━━━ Provided records ━━━

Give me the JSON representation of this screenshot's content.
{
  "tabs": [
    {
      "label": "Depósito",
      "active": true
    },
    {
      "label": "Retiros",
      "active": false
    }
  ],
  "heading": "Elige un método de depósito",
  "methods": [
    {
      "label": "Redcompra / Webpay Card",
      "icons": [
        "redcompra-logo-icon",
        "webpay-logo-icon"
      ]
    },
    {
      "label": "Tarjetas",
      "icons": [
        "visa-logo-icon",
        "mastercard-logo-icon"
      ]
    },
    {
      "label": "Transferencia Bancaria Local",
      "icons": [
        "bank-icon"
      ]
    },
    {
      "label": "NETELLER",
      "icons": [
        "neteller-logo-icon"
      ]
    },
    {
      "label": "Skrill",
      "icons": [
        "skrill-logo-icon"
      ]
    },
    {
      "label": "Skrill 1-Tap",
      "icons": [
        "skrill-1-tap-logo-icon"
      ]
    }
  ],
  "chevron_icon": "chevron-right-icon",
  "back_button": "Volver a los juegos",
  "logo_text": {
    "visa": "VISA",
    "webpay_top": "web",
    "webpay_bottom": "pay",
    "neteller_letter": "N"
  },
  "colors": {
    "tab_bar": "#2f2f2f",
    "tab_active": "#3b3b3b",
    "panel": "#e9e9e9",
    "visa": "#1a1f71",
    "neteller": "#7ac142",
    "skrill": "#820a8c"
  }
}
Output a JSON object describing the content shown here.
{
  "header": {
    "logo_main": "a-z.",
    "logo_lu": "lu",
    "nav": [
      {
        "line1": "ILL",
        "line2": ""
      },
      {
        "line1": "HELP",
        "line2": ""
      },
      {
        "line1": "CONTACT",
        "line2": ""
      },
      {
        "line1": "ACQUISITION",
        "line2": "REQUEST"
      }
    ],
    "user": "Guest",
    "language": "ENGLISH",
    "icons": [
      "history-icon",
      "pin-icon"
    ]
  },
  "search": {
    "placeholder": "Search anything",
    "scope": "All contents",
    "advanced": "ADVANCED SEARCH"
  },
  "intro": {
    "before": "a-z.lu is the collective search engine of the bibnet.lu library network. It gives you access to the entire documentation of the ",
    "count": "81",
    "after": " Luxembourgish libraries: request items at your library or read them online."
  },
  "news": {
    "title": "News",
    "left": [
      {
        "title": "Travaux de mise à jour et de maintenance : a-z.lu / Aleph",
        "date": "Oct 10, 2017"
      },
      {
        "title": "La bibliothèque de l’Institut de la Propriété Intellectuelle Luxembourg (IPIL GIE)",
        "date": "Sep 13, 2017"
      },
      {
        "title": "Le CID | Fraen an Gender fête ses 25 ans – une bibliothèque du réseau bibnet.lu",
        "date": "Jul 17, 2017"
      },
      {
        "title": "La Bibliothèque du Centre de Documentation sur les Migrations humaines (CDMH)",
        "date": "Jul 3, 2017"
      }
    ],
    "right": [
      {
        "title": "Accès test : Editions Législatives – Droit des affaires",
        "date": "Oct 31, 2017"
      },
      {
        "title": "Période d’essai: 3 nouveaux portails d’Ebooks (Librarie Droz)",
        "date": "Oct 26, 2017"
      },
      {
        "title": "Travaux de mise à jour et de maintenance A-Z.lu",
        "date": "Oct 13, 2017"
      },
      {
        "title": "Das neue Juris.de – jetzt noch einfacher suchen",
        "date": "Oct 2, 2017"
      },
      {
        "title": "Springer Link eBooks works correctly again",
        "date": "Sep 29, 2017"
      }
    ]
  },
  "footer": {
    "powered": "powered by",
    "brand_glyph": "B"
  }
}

━━━

== What the task requires ==
Your task is to repeat the data exactly; please include every line.

== Exercise answer ==
Give me the JSON representation of this screenshot's content.
{
  "tabs": [
    {
      "label": "Depósito",
      "active": true
    },
    {
      "label": "Retiros",
      "active": false
    }
  ],
  "heading": "Elige un método de depósito",
  "methods": [
    {
      "label": "Redcompra / Webpay Card",
      "icons": [
        "redcompra-logo-icon",
        "webpay-logo-icon"
      ]
    },
    {
      "label": "Tarjetas",
      "icons": [
        "visa-logo-icon",
        "mastercard-logo-icon"
      ]
    },
    {
      "label": "Transferencia Bancaria Local",
      "icons": [
        "bank-icon"
      ]
    },
    {
      "label": "NETELLER",
      "icons": [
        "neteller-logo-icon"
      ]
    },
    {
      "label": "Skrill",
      "icons": [
        "skrill-logo-icon"
      ]
    },
    {
      "label": "Skrill 1-Tap",
      "icons": [
        "skrill-1-tap-logo-icon"
      ]
    }
  ],
  "chevron_icon": "chevron-right-icon",
  "back_button": "Volver a los juegos",
  "logo_text": {
    "visa": "VISA",
    "webpay_top": "web",
    "webpay_bottom": "pay",
    "neteller_letter": "N"
  },
  "colors": {
    "tab_bar": "#2f2f2f",
    "tab_active": "#3b3b3b",
    "panel": "#e9e9e9",
    "visa": "#1a1f71",
    "neteller": "#7ac142",
    "skrill": "#820a8c"
  }
}
Output a JSON object describing the content shown here.
{
  "header": {
    "logo_main": "a-z.",
    "logo_lu": "lu",
    "nav": [
      {
        "line1": "ILL",
        "line2": ""
      },
      {
        "line1": "HELP",
        "line2": ""
      },
      {
        "line1": "CONTACT",
        "line2": ""
      },
      {
        "line1": "ACQUISITION",
        "line2": "REQUEST"
      }
    ],
    "user": "Guest",
    "language": "ENGLISH",
    "icons": [
      "history-icon",
      "pin-icon"
    ]
  },
  "search": {
    "placeholder": "Search anything",
    "scope": "All contents",
    "advanced": "ADVANCED SEARCH"
  },
  "intro": {
    "before": "a-z.lu is the collective search engine of the bibnet.lu library network. It gives you access to the entire documentation of the ",
    "count": "81",
    "after": " Luxembourgish libraries: request items at your library or read them online."
  },
  "news": {
    "title": "News",
    "left": [
      {
        "title": "Travaux de mise à jour et de maintenance : a-z.lu / Aleph",
        "date": "Oct 10, 2017"
      },
      {
        "title": "La bibliothèque de l’Institut de la Propriété Intellectuelle Luxembourg (IPIL GIE)",
        "date": "Sep 13, 2017"
      },
      {
        "title": "Le CID | Fraen an Gender fête ses 25 ans – une bibliothèque du réseau bibnet.lu",
        "date": "Jul 17, 2017"
      },
      {
        "title": "La Bibliothèque du Centre de Documentation sur les Migrations humaines (CDMH)",
        "date": "Jul 3, 2017"
      }
    ],
    "right": [
      {
        "title": "Accès test : Editions Législatives – Droit des affaires",
        "date": "Oct 31, 2017"
      },
      {
        "title": "Période d’essai: 3 nouveaux portails d’Ebooks (Librarie Droz)",
        "date": "Oct 26, 2017"
      },
      {
        "title": "Travaux de mise à jour et de maintenance A-Z.lu",
        "date": "Oct 13, 2017"
      },
      {
        "title": "Das neue Juris.de – jetzt noch einfacher suchen",
        "date": "Oct 2, 2017"
      },
      {
        "title": "Springer Link eBooks works correctly again",
        "date": "Sep 29, 2017"
      }
    ]
  },
  "footer": {
    "powered": "powered by",
    "brand_glyph": "B"
  }
}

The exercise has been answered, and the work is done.